What is needed » Copy every line from the records below that holds the word "plates".

(Excerpts from a figure dataset)
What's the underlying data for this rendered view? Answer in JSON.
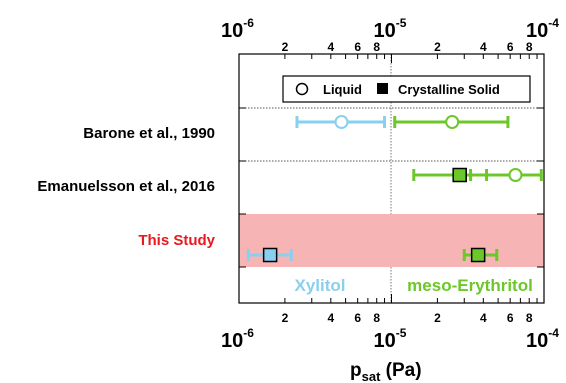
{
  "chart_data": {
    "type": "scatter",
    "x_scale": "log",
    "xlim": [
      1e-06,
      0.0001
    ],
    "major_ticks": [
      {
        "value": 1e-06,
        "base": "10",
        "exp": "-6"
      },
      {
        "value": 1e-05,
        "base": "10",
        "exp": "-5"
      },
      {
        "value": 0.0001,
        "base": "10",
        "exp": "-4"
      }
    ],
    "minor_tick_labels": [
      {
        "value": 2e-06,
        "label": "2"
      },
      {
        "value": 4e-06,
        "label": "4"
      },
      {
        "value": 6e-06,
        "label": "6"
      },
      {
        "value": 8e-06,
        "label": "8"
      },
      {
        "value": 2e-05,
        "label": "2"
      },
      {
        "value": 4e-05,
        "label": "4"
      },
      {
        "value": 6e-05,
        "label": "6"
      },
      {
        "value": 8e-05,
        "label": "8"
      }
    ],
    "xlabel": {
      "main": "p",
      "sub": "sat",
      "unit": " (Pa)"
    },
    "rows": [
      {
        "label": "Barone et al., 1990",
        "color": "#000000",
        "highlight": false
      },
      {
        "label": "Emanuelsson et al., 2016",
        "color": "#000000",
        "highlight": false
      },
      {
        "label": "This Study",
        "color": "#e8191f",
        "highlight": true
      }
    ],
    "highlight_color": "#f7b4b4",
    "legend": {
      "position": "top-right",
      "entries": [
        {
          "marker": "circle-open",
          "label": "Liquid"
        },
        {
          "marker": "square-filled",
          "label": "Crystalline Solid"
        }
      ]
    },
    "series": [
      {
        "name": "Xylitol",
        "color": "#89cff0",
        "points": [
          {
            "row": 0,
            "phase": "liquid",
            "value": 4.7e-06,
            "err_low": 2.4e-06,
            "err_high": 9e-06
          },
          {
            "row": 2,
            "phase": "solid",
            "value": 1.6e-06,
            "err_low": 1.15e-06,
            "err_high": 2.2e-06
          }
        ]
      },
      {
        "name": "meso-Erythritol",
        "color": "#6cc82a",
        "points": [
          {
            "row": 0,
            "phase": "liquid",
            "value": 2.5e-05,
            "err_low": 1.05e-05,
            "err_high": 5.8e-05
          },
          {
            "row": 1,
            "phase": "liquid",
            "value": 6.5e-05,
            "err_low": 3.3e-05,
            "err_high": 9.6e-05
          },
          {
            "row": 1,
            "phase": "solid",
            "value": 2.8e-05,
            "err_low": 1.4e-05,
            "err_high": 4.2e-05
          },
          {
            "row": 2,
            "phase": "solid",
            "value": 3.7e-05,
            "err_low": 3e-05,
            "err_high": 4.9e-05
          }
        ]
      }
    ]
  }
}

==

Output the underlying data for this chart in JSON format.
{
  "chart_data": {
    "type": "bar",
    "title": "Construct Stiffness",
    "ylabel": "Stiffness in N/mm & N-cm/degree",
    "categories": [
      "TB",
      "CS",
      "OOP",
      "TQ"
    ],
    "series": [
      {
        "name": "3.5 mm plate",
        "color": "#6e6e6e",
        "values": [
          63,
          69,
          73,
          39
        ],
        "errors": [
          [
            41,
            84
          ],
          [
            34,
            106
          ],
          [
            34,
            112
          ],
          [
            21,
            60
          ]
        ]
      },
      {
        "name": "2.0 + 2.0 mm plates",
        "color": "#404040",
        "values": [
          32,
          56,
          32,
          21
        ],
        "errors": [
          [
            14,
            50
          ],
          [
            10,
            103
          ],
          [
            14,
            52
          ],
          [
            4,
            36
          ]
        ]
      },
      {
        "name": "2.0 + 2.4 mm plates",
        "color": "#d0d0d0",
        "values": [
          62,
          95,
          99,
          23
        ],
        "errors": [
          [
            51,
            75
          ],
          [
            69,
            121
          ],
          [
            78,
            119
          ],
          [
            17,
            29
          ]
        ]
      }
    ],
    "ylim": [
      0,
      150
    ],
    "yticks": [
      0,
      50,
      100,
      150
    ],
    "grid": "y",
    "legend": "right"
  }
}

...

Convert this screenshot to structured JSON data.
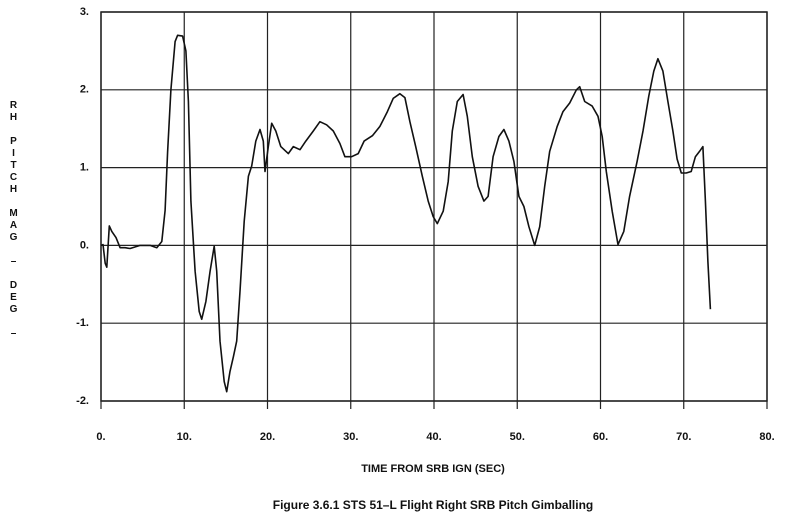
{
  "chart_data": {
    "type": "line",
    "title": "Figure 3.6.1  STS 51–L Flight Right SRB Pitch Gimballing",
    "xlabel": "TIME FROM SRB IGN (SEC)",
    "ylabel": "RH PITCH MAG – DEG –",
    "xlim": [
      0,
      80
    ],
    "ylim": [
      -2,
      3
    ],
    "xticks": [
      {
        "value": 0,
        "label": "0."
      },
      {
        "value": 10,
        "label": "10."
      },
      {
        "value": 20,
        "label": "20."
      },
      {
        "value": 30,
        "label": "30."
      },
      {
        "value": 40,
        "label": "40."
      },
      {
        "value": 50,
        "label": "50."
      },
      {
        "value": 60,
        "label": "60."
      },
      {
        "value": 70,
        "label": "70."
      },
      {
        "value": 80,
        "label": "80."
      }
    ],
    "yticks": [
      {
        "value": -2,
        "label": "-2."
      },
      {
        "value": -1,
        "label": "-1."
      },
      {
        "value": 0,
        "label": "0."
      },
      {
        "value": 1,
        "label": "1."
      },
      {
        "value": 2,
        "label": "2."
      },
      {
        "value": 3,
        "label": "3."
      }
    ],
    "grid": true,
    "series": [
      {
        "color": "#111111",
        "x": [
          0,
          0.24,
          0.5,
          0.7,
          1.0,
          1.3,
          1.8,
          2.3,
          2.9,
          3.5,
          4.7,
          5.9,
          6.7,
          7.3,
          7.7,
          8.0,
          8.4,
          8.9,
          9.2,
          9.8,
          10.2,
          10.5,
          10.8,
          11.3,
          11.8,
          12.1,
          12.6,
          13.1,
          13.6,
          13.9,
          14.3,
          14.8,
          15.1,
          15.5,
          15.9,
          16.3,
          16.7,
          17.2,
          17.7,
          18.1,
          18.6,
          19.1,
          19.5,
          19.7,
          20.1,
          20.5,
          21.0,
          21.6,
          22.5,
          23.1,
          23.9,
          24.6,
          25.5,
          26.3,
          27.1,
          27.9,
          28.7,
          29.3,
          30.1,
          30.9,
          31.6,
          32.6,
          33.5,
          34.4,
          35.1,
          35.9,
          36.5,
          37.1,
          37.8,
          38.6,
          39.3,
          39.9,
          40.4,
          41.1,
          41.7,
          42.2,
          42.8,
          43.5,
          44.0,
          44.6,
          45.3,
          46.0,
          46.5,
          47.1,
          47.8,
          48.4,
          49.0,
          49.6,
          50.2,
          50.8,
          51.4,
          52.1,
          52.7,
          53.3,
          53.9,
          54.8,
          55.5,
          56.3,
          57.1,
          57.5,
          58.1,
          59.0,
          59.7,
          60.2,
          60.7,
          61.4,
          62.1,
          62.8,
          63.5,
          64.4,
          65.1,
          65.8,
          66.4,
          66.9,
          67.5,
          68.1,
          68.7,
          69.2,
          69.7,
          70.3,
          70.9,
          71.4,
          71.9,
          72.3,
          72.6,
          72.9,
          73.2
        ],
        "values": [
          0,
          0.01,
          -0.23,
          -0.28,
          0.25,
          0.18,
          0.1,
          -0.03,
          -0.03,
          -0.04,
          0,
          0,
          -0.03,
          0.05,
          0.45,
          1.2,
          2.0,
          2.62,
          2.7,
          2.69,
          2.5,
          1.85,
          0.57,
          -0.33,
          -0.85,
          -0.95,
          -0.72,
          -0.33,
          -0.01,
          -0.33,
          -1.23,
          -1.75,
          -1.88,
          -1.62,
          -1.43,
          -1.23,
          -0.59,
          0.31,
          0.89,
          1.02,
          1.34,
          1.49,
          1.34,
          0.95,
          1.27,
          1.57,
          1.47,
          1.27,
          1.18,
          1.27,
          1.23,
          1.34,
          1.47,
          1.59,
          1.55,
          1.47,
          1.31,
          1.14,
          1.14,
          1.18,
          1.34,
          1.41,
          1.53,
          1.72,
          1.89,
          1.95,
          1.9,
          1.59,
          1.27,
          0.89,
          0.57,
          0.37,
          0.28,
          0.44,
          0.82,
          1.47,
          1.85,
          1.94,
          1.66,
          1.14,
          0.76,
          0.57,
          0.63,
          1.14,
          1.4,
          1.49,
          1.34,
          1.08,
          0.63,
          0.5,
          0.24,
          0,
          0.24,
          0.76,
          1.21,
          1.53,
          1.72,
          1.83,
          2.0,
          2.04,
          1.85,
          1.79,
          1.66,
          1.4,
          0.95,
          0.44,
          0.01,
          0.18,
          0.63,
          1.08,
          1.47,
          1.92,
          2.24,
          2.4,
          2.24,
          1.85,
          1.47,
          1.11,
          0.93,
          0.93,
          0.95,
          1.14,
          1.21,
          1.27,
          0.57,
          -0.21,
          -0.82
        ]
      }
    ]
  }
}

Exercise answer »
        "name": "2.0 + 2.0 mm plates",
        "name": "2.0 + 2.4 mm plates",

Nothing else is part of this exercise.